- _Given task_
Below are the records; copy each line in them that holds the word "يدعو".

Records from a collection
——
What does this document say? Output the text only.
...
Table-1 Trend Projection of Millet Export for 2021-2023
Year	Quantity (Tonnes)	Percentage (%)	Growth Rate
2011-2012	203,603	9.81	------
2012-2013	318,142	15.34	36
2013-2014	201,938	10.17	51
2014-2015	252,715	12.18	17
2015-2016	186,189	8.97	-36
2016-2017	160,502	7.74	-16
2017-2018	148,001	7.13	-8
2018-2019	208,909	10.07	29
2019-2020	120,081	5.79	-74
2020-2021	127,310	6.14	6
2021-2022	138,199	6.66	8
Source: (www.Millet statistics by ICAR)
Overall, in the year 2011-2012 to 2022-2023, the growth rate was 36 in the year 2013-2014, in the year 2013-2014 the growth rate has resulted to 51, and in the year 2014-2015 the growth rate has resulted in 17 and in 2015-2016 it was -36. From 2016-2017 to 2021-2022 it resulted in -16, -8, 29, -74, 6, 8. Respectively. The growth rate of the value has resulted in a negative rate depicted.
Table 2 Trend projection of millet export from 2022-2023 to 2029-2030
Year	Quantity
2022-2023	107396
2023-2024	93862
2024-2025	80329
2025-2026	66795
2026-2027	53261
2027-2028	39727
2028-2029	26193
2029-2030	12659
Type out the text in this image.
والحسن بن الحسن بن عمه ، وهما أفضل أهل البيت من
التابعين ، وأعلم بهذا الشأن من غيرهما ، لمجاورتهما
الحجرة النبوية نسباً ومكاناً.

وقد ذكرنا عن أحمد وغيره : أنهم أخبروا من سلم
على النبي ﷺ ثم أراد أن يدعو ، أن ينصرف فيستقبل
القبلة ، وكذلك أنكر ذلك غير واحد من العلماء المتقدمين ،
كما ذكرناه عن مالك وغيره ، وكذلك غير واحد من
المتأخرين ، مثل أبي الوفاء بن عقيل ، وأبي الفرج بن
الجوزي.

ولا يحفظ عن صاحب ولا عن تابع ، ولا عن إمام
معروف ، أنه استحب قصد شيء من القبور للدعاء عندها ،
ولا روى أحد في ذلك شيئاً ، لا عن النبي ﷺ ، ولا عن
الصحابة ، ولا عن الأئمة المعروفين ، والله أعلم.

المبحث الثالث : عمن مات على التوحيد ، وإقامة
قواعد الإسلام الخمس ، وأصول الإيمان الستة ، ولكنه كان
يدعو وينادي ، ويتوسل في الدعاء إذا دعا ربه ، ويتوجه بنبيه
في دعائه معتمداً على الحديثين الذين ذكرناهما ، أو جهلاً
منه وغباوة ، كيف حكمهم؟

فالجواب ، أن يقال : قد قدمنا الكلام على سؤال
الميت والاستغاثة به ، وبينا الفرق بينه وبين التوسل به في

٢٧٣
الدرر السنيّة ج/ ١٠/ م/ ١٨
——
- _The response_
على النبي ﷺ ثم أراد أن يدعو ، أن ينصرف فيستقبل
يدعو وينادي ، ويتوسل في الدعاء إذا دعا ربه ، ويتوجه بنبيه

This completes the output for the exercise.